*PROBLEM*: Quote every line of the material beneath this one.

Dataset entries
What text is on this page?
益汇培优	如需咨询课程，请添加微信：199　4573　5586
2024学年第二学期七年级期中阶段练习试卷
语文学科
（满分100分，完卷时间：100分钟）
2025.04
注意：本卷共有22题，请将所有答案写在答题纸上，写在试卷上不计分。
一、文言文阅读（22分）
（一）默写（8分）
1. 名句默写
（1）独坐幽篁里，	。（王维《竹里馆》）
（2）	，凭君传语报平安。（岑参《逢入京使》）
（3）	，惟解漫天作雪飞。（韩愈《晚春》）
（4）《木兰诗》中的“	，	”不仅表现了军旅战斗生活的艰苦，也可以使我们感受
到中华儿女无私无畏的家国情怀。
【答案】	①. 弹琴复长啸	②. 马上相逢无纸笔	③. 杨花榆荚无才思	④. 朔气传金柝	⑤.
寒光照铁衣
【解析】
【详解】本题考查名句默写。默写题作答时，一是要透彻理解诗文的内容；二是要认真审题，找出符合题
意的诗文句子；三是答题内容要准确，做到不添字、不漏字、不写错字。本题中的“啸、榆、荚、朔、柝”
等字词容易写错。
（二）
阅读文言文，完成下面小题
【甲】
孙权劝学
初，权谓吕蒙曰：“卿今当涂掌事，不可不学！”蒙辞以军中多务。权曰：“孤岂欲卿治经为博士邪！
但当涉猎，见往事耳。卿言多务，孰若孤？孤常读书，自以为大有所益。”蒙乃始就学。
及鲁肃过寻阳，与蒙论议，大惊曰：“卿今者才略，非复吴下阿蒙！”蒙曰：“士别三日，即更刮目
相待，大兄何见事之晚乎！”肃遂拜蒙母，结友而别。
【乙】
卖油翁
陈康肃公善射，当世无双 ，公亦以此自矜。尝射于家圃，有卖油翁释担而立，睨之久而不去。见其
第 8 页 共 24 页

*FINISHED ANSWER*:
What text is on this page?
益汇培优	如需咨询课程，请添加微信：199　4573　5586
2024学年第二学期七年级期中阶段练习试卷
语文学科
（满分100分，完卷时间：100分钟）
2025.04
注意：本卷共有22题，请将所有答案写在答题纸上，写在试卷上不计分。
一、文言文阅读（22分）
（一）默写（8分）
1. 名句默写
（1）独坐幽篁里，	。（王维《竹里馆》）
（2）	，凭君传语报平安。（岑参《逢入京使》）
（3）	，惟解漫天作雪飞。（韩愈《晚春》）
（4）《木兰诗》中的“	，	”不仅表现了军旅战斗生活的艰苦，也可以使我们感受
到中华儿女无私无畏的家国情怀。
【答案】	①. 弹琴复长啸	②. 马上相逢无纸笔	③. 杨花榆荚无才思	④. 朔气传金柝	⑤.
寒光照铁衣
【解析】
【详解】本题考查名句默写。默写题作答时，一是要透彻理解诗文的内容；二是要认真审题，找出符合题
意的诗文句子；三是答题内容要准确，做到不添字、不漏字、不写错字。本题中的“啸、榆、荚、朔、柝”
等字词容易写错。
（二）
阅读文言文，完成下面小题
【甲】
孙权劝学
初，权谓吕蒙曰：“卿今当涂掌事，不可不学！”蒙辞以军中多务。权曰：“孤岂欲卿治经为博士邪！
但当涉猎，见往事耳。卿言多务，孰若孤？孤常读书，自以为大有所益。”蒙乃始就学。
及鲁肃过寻阳，与蒙论议，大惊曰：“卿今者才略，非复吴下阿蒙！”蒙曰：“士别三日，即更刮目
相待，大兄何见事之晚乎！”肃遂拜蒙母，结友而别。
【乙】
卖油翁
陈康肃公善射，当世无双 ，公亦以此自矜。尝射于家圃，有卖油翁释担而立，睨之久而不去。见其
第 8 页 共 24 页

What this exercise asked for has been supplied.